### TASK DETAILS
Reproduce all of the data below without alteration; exclude every picture.

### DATA PROVIDED
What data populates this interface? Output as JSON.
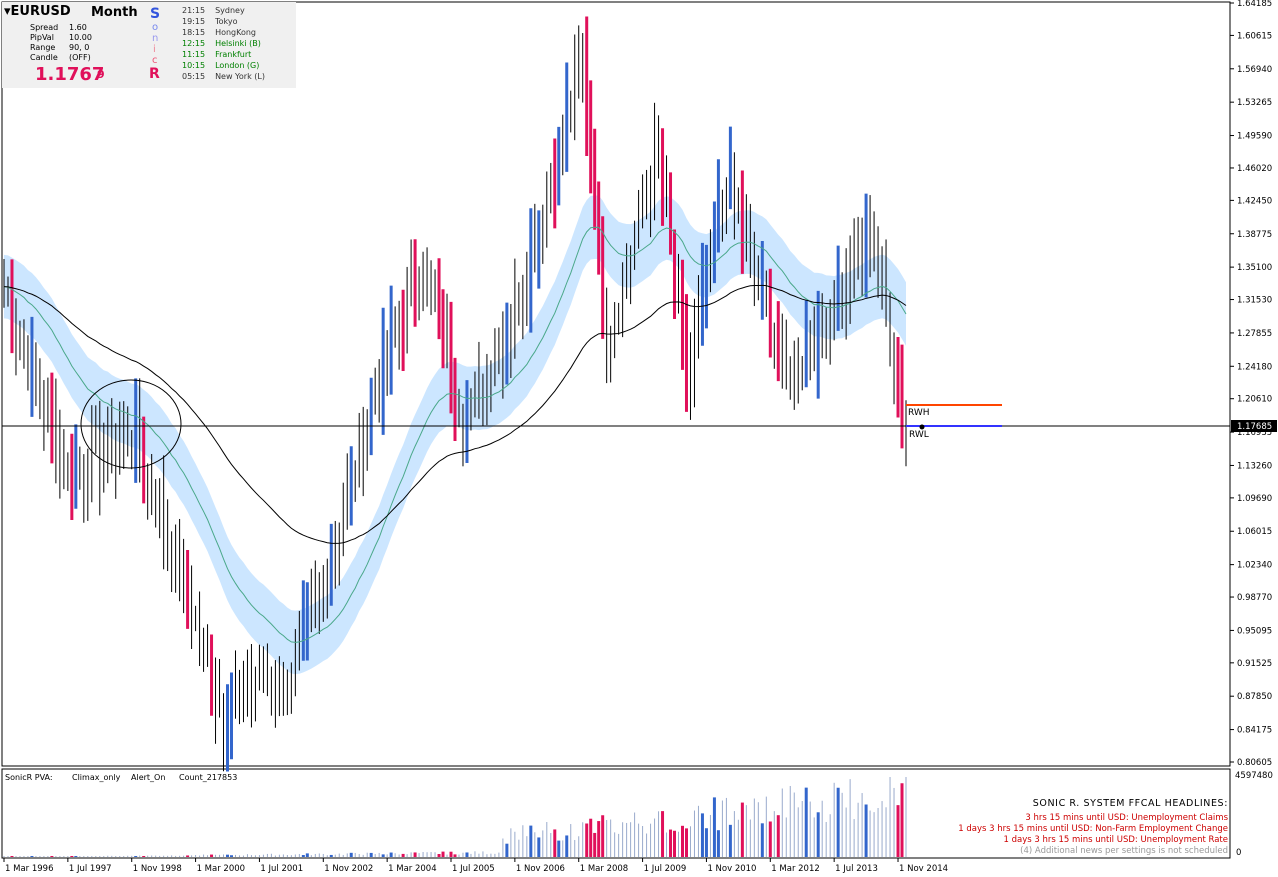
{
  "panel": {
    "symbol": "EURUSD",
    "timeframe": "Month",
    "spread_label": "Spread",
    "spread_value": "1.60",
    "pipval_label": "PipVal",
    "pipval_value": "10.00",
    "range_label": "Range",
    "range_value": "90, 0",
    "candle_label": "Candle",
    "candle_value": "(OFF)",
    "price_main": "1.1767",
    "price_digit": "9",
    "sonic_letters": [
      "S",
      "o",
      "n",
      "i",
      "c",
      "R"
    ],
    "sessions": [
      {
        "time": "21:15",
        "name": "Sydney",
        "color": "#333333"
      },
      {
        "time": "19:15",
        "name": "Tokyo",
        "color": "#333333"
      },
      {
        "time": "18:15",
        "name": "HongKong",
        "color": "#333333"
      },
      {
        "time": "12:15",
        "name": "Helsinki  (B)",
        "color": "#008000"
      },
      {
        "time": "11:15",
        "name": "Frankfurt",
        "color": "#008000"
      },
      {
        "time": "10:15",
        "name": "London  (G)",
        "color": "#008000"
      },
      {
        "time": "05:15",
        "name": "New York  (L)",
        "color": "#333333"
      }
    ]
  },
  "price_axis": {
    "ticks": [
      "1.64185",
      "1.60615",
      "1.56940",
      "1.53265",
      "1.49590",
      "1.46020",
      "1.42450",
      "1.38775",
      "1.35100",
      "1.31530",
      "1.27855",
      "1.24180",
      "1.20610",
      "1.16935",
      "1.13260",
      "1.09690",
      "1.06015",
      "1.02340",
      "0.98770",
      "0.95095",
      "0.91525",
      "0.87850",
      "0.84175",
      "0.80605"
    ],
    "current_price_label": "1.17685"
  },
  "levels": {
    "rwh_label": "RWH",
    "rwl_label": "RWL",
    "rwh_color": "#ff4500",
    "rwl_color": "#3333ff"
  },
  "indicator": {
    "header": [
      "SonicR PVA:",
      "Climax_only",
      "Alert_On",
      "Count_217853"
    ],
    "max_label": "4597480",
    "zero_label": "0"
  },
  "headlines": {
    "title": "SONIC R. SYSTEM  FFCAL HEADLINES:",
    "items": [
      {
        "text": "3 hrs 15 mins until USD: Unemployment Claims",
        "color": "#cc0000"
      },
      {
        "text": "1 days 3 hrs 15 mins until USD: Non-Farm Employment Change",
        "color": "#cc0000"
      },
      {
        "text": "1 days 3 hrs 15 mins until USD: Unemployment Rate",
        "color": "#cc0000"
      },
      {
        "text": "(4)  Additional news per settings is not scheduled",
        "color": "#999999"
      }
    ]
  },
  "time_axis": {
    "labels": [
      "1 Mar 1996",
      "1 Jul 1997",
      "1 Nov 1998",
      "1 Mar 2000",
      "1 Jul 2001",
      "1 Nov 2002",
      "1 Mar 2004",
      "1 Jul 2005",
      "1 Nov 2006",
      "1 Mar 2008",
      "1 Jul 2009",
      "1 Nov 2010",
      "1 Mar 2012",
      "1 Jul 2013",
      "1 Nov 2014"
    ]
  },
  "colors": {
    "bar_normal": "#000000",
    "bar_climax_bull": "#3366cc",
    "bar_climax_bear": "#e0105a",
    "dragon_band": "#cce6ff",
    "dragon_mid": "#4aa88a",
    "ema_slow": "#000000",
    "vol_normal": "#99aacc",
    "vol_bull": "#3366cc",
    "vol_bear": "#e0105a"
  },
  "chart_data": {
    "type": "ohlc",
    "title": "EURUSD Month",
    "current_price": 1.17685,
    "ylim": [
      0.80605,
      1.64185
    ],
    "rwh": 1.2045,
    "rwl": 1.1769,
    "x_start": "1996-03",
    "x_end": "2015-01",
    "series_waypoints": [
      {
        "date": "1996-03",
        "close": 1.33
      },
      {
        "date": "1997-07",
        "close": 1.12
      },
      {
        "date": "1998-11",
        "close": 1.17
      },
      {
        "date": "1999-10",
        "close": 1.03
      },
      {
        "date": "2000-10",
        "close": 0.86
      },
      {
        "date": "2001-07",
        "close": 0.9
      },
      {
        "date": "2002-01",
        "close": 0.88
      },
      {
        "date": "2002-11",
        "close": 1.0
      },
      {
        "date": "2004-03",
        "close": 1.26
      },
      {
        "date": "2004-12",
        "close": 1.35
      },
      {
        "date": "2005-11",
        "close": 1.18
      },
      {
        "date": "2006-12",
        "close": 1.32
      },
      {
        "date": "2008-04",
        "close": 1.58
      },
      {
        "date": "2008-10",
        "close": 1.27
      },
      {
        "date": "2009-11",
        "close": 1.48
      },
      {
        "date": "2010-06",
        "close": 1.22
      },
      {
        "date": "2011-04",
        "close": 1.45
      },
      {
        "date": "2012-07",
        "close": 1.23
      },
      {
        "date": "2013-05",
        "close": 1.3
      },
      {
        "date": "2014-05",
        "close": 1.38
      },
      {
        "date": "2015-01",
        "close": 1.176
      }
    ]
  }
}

### RESPONSE
What data populates this interface? Output as JSON.
{
  "panel": {
    "symbol": "EURUSD",
    "timeframe": "Month",
    "spread_label": "Spread",
    "spread_value": "1.60",
    "pipval_label": "PipVal",
    "pipval_value": "10.00",
    "range_label": "Range",
    "range_value": "90, 0",
    "candle_label": "Candle",
    "candle_value": "(OFF)",
    "price_main": "1.1767",
    "price_digit": "9",
    "sonic_letters": [
      "S",
      "o",
      "n",
      "i",
      "c",
      "R"
    ],
    "sessions": [
      {
        "time": "21:15",
        "name": "Sydney",
        "color": "#333333"
      },
      {
        "time": "19:15",
        "name": "Tokyo",
        "color": "#333333"
      },
      {
        "time": "18:15",
        "name": "HongKong",
        "color": "#333333"
      },
      {
        "time": "12:15",
        "name": "Helsinki  (B)",
        "color": "#008000"
      },
      {
        "time": "11:15",
        "name": "Frankfurt",
        "color": "#008000"
      },
      {
        "time": "10:15",
        "name": "London  (G)",
        "color": "#008000"
      },
      {
        "time": "05:15",
        "name": "New York  (L)",
        "color": "#333333"
      }
    ]
  },
  "price_axis": {
    "ticks": [
      "1.64185",
      "1.60615",
      "1.56940",
      "1.53265",
      "1.49590",
      "1.46020",
      "1.42450",
      "1.38775",
      "1.35100",
      "1.31530",
      "1.27855",
      "1.24180",
      "1.20610",
      "1.16935",
      "1.13260",
      "1.09690",
      "1.06015",
      "1.02340",
      "0.98770",
      "0.95095",
      "0.91525",
      "0.87850",
      "0.84175",
      "0.80605"
    ],
    "current_price_label": "1.17685"
  },
  "levels": {
    "rwh_label": "RWH",
    "rwl_label": "RWL",
    "rwh_color": "#ff4500",
    "rwl_color": "#3333ff"
  },
  "indicator": {
    "header": [
      "SonicR PVA:",
      "Climax_only",
      "Alert_On",
      "Count_217853"
    ],
    "max_label": "4597480",
    "zero_label": "0"
  },
  "headlines": {
    "title": "SONIC R. SYSTEM  FFCAL HEADLINES:",
    "items": [
      {
        "text": "3 hrs 15 mins until USD: Unemployment Claims",
        "color": "#cc0000"
      },
      {
        "text": "1 days 3 hrs 15 mins until USD: Non-Farm Employment Change",
        "color": "#cc0000"
      },
      {
        "text": "1 days 3 hrs 15 mins until USD: Unemployment Rate",
        "color": "#cc0000"
      },
      {
        "text": "(4)  Additional news per settings is not scheduled",
        "color": "#999999"
      }
    ]
  },
  "time_axis": {
    "labels": [
      "1 Mar 1996",
      "1 Jul 1997",
      "1 Nov 1998",
      "1 Mar 2000",
      "1 Jul 2001",
      "1 Nov 2002",
      "1 Mar 2004",
      "1 Jul 2005",
      "1 Nov 2006",
      "1 Mar 2008",
      "1 Jul 2009",
      "1 Nov 2010",
      "1 Mar 2012",
      "1 Jul 2013",
      "1 Nov 2014"
    ]
  },
  "colors": {
    "bar_normal": "#000000",
    "bar_climax_bull": "#3366cc",
    "bar_climax_bear": "#e0105a",
    "dragon_band": "#cce6ff",
    "dragon_mid": "#4aa88a",
    "ema_slow": "#000000",
    "vol_normal": "#99aacc",
    "vol_bull": "#3366cc",
    "vol_bear": "#e0105a"
  },
  "chart_data": {
    "type": "ohlc",
    "title": "EURUSD Month",
    "current_price": 1.17685,
    "ylim": [
      0.80605,
      1.64185
    ],
    "rwh": 1.2045,
    "rwl": 1.1769,
    "x_start": "1996-03",
    "x_end": "2015-01",
    "series_waypoints": [
      {
        "date": "1996-03",
        "close": 1.33
      },
      {
        "date": "1997-07",
        "close": 1.12
      },
      {
        "date": "1998-11",
        "close": 1.17
      },
      {
        "date": "1999-10",
        "close": 1.03
      },
      {
        "date": "2000-10",
        "close": 0.86
      },
      {
        "date": "2001-07",
        "close": 0.9
      },
      {
        "date": "2002-01",
        "close": 0.88
      },
      {
        "date": "2002-11",
        "close": 1.0
      },
      {
        "date": "2004-03",
        "close": 1.26
      },
      {
        "date": "2004-12",
        "close": 1.35
      },
      {
        "date": "2005-11",
        "close": 1.18
      },
      {
        "date": "2006-12",
        "close": 1.32
      },
      {
        "date": "2008-04",
        "close": 1.58
      },
      {
        "date": "2008-10",
        "close": 1.27
      },
      {
        "date": "2009-11",
        "close": 1.48
      },
      {
        "date": "2010-06",
        "close": 1.22
      },
      {
        "date": "2011-04",
        "close": 1.45
      },
      {
        "date": "2012-07",
        "close": 1.23
      },
      {
        "date": "2013-05",
        "close": 1.3
      },
      {
        "date": "2014-05",
        "close": 1.38
      },
      {
        "date": "2015-01",
        "close": 1.176
      }
    ]
  }
}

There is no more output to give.